• [Set task] Restate each entry word for word, leaving nothing out.

- - -

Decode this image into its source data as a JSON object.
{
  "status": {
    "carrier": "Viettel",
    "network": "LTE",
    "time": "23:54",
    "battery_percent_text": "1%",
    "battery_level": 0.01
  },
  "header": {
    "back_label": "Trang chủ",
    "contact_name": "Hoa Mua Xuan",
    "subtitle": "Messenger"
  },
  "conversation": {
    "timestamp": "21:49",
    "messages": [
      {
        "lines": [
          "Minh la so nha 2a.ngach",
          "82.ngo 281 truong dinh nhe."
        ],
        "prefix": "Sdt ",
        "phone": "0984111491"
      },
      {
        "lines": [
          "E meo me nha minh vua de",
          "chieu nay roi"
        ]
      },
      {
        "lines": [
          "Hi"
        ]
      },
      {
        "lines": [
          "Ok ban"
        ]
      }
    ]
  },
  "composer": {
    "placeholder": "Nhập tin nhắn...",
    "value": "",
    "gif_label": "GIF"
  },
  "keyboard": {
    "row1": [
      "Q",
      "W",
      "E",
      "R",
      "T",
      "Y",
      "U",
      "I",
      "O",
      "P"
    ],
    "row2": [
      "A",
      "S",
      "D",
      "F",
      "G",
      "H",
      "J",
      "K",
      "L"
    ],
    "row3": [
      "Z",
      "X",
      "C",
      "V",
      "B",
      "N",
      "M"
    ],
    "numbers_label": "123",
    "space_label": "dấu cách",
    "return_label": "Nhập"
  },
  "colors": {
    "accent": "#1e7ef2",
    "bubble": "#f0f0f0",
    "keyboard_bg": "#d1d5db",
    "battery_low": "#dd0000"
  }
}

- - -

• [Exercise output]
Decode this image into its source data as a JSON object.
{
  "status": {
    "carrier": "Viettel",
    "network": "LTE",
    "time": "23:54",
    "battery_percent_text": "1%",
    "battery_level": 0.01
  },
  "header": {
    "back_label": "Trang chủ",
    "contact_name": "Hoa Mua Xuan",
    "subtitle": "Messenger"
  },
  "conversation": {
    "timestamp": "21:49",
    "messages": [
      {
        "lines": [
          "Minh la so nha 2a.ngach",
          "82.ngo 281 truong dinh nhe."
        ],
        "prefix": "Sdt ",
        "phone": "0984111491"
      },
      {
        "lines": [
          "E meo me nha minh vua de",
          "chieu nay roi"
        ]
      },
      {
        "lines": [
          "Hi"
        ]
      },
      {
        "lines": [
          "Ok ban"
        ]
      }
    ]
  },
  "composer": {
    "placeholder": "Nhập tin nhắn...",
    "value": "",
    "gif_label": "GIF"
  },
  "keyboard": {
    "row1": [
      "Q",
      "W",
      "E",
      "R",
      "T",
      "Y",
      "U",
      "I",
      "O",
      "P"
    ],
    "row2": [
      "A",
      "S",
      "D",
      "F",
      "G",
      "H",
      "J",
      "K",
      "L"
    ],
    "row3": [
      "Z",
      "X",
      "C",
      "V",
      "B",
      "N",
      "M"
    ],
    "numbers_label": "123",
    "space_label": "dấu cách",
    "return_label": "Nhập"
  },
  "colors": {
    "accent": "#1e7ef2",
    "bubble": "#f0f0f0",
    "keyboard_bg": "#d1d5db",
    "battery_low": "#dd0000"
  }
}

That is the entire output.